[Records from a collection of figures]
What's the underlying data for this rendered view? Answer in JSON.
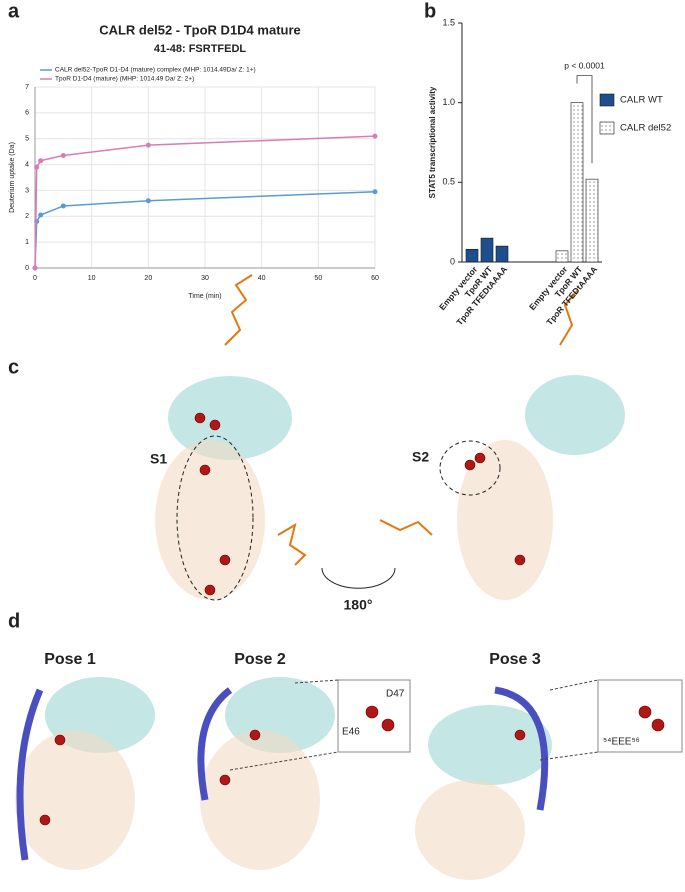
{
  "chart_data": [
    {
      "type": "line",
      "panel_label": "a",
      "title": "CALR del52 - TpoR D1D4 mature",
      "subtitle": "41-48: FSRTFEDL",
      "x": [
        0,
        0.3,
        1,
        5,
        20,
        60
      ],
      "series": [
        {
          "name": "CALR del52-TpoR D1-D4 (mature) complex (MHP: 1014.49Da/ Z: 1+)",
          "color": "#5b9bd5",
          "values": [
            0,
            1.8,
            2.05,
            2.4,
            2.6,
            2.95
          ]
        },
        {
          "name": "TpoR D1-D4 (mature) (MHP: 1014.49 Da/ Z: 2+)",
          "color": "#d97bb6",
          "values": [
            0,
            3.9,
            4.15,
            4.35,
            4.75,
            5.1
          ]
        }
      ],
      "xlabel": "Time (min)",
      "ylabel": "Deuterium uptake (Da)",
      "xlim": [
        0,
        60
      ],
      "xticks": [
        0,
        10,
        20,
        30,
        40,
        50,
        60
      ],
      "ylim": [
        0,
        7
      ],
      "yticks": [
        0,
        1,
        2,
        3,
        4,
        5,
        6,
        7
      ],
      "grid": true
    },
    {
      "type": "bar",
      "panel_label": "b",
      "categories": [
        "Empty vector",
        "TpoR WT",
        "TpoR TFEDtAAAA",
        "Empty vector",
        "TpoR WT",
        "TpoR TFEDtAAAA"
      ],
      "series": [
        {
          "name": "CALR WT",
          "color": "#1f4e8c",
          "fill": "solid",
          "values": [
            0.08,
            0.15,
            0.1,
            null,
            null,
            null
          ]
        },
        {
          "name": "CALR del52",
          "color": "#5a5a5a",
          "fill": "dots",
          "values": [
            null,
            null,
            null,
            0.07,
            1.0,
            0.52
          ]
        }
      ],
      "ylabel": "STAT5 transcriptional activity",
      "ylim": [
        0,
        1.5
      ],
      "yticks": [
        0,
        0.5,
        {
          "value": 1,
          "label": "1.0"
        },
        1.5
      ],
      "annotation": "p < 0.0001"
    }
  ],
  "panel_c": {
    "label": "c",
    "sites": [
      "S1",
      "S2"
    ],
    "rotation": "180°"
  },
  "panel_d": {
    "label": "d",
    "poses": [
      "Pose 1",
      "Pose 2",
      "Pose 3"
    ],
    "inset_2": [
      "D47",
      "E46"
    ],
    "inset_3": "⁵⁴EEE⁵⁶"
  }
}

---

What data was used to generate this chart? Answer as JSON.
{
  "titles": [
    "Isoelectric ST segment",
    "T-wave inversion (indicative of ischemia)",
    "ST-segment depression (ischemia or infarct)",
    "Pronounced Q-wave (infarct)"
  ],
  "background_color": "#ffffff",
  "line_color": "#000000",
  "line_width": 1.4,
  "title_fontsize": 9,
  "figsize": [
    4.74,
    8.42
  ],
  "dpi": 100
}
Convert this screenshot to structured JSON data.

==

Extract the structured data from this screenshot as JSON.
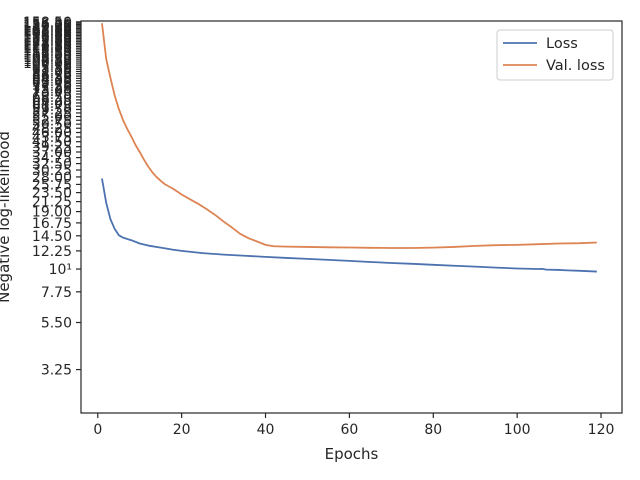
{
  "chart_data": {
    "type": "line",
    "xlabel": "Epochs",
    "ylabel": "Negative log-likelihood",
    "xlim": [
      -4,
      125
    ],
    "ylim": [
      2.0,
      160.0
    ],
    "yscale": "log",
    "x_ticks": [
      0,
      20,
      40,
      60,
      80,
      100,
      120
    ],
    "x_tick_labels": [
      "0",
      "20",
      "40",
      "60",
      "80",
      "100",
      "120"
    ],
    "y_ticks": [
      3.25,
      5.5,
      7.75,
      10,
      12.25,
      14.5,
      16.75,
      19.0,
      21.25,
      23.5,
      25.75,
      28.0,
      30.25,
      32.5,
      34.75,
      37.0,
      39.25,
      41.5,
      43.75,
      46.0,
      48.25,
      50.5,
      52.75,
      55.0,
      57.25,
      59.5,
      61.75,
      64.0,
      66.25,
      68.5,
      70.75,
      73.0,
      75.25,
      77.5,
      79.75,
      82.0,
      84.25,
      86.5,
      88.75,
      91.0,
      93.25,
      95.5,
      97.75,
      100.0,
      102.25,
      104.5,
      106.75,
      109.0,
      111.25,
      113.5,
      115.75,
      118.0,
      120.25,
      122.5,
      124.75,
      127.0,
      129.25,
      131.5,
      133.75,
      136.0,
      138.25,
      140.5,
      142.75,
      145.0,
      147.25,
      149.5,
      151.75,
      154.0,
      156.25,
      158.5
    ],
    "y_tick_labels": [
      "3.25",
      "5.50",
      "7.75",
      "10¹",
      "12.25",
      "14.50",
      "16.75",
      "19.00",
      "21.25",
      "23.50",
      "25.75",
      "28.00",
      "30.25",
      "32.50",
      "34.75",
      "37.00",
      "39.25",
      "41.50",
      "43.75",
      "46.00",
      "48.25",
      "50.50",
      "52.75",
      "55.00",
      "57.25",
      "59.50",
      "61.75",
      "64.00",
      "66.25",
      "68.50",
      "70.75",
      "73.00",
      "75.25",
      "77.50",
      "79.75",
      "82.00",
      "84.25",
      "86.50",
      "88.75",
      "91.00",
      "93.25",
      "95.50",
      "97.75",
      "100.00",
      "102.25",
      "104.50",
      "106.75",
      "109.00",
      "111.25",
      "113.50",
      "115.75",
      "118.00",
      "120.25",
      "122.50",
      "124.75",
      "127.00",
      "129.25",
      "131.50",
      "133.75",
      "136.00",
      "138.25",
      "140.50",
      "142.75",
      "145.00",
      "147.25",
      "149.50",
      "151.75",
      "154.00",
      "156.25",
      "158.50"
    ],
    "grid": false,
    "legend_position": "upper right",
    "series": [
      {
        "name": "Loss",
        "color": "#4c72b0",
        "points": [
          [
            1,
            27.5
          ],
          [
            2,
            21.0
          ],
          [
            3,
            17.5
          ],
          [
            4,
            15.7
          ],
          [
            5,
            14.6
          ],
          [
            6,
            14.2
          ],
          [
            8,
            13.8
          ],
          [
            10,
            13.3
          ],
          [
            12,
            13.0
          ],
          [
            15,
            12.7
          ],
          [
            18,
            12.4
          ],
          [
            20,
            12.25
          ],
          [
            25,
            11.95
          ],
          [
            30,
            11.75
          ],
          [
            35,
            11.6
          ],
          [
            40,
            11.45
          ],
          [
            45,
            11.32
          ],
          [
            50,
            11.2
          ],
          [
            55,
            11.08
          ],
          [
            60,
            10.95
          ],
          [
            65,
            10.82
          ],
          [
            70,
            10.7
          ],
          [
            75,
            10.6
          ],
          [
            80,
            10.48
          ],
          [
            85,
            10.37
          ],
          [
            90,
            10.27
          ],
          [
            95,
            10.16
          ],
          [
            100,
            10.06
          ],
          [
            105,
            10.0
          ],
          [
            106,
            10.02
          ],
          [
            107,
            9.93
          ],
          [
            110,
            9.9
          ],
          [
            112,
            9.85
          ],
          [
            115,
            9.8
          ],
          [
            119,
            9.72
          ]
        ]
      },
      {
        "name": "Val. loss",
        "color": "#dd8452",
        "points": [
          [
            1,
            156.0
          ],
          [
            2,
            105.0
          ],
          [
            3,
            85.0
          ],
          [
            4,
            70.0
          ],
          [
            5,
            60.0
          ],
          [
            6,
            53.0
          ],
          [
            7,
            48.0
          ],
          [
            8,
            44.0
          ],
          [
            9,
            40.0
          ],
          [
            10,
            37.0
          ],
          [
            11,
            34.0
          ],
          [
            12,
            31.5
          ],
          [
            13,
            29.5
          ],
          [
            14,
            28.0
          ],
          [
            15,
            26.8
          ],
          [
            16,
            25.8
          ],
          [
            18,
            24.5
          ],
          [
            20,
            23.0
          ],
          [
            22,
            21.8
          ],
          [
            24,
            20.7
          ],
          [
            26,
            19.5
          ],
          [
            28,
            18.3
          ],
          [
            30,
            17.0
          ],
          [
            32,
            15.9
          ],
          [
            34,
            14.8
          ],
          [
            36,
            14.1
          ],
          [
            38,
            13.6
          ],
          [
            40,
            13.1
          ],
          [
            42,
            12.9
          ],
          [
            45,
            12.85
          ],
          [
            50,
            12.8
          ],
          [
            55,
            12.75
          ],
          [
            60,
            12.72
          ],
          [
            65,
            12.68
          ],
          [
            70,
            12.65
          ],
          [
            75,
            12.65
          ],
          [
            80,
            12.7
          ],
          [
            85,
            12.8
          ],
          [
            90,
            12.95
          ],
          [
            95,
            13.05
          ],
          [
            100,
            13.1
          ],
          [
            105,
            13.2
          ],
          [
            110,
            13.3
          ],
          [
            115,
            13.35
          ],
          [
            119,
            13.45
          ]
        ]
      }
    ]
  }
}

▶ _TASK DETAILS_
Begin at the line containing "What data was", end at the line containing "Convert this screenshot", and reproduce every line in that range exactly, both ends included.

▶ _OUTPUT FOR THIS EXERCISE_
What data was used to generate this chart? Answer as JSON.
{
  "titles": [
    "Isoelectric ST segment",
    "T-wave inversion (indicative of ischemia)",
    "ST-segment depression (ischemia or infarct)",
    "Pronounced Q-wave (infarct)"
  ],
  "background_color": "#ffffff",
  "line_color": "#000000",
  "line_width": 1.4,
  "title_fontsize": 9,
  "figsize": [
    4.74,
    8.42
  ],
  "dpi": 100
}
Convert this screenshot to structured JSON data.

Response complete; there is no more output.